▶ _Excerpted text_:
The complexity of infection diagnosis in patients with inherited leukocyte disorders necessitates a multidisciplinary approach. Close collaboration between critical care specialists, infectious disease consultants, immunologists, and molecular diagnostics experts optimizes diagnostic strategy selection and interpretation (Bonilla et al., 2015).


Regular multidisciplinary reviews of complex cases build institutional experience and refined approaches for these rare disorders. Development and validation of institution-specific protocols based on available diagnostic modalities and patient populations improve consistency and outcomes (Afzal-Khan et al., 2019).

 Future Directions


 Emerging Biomarkers


Research continues to identify novel biomarkers with potential utility in leukocyte disorders. Mid-regional proadrenomedullin (MR-proADM) shows promise for predicting outcomes in sepsis independently of leukocyte count (Elke et al., 2018). Similarly, soluble triggering receptor expressed on myeloid cells-1 (sTREM-1) may provide diagnostic insights even in neutropenic patients (Zhang et al., 2016).

▶ _Information shown_:
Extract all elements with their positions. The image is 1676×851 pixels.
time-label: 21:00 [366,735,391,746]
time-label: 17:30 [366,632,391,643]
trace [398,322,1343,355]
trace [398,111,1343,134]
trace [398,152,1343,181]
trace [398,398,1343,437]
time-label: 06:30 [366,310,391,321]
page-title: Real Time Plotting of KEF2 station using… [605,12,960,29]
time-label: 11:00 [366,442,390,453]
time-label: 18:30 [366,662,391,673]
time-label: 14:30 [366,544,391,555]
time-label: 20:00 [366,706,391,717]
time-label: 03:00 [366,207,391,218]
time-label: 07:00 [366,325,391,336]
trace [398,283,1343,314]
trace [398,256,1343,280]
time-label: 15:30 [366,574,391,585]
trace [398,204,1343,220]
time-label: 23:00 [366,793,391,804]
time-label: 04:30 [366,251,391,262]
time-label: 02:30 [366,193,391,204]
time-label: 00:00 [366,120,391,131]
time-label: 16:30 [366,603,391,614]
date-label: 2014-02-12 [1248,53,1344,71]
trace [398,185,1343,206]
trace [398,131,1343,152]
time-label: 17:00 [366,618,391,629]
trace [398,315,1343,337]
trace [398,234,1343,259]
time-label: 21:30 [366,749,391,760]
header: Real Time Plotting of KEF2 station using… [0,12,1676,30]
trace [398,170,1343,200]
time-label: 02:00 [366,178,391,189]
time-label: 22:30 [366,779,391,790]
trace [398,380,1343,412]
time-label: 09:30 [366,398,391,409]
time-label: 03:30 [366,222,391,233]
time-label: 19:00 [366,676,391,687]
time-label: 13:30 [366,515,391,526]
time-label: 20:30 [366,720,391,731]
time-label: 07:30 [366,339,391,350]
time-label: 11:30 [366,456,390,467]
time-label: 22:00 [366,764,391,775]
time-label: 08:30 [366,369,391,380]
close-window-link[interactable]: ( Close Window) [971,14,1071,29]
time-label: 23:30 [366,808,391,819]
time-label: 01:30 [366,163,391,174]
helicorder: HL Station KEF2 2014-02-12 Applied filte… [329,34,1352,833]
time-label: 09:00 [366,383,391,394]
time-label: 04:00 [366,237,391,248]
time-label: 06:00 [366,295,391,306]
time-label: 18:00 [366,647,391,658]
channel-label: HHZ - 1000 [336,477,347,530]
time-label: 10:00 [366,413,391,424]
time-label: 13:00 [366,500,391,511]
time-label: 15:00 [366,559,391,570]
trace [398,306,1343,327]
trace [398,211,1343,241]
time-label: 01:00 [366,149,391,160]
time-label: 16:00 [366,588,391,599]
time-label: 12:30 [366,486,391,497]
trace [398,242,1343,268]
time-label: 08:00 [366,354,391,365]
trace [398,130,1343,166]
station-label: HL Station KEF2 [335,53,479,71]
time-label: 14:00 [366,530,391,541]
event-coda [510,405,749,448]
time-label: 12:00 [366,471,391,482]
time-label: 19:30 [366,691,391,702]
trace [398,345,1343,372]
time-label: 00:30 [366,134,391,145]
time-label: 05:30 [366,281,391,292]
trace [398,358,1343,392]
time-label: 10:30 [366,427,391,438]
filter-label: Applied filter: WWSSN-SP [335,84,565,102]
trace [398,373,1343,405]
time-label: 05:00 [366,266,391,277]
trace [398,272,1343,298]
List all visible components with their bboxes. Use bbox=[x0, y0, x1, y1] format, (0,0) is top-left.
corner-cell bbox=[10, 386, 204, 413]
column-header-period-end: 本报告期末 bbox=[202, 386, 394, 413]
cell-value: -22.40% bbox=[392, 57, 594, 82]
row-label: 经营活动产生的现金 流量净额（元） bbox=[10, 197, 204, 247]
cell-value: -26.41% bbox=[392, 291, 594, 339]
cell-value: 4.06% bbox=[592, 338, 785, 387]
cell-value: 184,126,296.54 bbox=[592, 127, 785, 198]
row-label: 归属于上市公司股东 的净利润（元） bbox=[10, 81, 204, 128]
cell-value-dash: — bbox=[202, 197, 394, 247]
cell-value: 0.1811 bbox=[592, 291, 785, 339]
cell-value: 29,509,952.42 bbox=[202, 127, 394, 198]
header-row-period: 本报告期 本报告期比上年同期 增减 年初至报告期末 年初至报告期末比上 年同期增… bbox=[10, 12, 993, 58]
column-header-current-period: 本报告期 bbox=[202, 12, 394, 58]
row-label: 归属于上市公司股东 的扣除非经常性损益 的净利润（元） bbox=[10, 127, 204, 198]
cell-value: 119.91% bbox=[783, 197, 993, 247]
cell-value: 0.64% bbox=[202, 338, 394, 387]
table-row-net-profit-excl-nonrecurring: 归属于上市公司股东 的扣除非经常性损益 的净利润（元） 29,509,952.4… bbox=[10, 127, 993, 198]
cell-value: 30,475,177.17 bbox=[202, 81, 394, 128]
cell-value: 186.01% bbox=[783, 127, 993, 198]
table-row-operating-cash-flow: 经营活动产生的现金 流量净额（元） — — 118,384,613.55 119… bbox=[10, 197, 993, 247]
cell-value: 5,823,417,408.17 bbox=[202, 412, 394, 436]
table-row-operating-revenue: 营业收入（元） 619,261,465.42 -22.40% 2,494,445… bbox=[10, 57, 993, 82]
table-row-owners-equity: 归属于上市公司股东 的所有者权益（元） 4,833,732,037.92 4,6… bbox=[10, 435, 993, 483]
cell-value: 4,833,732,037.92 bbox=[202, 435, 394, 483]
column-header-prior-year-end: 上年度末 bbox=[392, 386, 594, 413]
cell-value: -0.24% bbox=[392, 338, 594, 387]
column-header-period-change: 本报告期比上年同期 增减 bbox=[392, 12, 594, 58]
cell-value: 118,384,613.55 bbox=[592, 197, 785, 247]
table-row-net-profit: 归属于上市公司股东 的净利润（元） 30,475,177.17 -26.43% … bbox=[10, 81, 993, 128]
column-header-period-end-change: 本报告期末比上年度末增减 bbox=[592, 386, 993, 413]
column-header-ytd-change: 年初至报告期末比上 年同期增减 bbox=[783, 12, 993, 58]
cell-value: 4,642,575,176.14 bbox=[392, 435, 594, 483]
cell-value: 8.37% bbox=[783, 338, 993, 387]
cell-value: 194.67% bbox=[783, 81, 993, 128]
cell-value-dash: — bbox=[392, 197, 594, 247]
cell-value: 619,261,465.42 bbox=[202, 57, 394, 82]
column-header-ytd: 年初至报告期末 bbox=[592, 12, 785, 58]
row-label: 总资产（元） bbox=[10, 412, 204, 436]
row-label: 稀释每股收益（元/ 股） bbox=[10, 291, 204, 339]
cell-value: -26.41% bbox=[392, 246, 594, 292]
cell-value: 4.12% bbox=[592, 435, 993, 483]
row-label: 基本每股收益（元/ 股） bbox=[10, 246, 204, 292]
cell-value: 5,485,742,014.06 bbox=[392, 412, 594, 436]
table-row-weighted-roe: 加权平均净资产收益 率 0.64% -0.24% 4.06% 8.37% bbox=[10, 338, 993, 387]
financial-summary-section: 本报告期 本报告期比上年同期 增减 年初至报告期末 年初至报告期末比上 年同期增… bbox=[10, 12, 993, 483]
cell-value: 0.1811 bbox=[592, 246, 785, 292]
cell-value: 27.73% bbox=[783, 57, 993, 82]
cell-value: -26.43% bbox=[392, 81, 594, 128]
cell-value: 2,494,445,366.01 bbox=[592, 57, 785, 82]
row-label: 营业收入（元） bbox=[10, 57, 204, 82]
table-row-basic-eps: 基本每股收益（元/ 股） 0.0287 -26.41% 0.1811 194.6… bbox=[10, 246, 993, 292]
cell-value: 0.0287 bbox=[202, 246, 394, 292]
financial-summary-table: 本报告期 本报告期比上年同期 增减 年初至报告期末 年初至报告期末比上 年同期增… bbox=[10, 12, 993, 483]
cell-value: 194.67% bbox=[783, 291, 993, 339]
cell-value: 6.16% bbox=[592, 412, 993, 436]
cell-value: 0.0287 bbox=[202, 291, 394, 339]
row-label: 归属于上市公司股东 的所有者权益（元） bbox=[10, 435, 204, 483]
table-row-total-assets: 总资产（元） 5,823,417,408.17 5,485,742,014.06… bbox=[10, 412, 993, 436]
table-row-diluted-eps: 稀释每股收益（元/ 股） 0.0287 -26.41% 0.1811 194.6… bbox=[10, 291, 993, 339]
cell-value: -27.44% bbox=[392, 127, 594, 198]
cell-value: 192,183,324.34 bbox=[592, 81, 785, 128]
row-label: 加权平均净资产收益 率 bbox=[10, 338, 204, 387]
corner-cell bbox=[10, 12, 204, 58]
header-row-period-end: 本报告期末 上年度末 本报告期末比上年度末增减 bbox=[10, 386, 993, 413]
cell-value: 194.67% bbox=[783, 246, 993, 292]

▶ _Task brief_: Could you extend the passage on diagnosing infection in inherited leukocyte disorders, picking up after its last sentence?

▶ _Result of this task_:
Metabolomic approaches identifying infection-specific metabolite signatures represent another frontier with potential applications in leukocyte disorders. These techniques detect downstream effects of infection that may persist despite altered immune cell numbers and function (Seymour et al., 2013).


 Advances in Molecular Testing


Emerging molecular platforms continue to expand diagnostic capabilities. Host-response transcriptomic signatures refined for specific leukocyte disorders could provide customized diagnostic tools for these challenging populations (Mahajan et al., 2016). Similarly, rapid whole-genome sequencing of pathogens offers enhanced detection and antimicrobial resistance prediction, particularly valuable for difficult-to-culture organisms in immunocompromised hosts (Greninger et al., 2017).


The integration of microbiome analysis into diagnostic algorithms represents another promising direction. Changes in microbiome composition may signal impending infection before conventional markers become positive, offering a potential early warning system (Haak et al., 2018).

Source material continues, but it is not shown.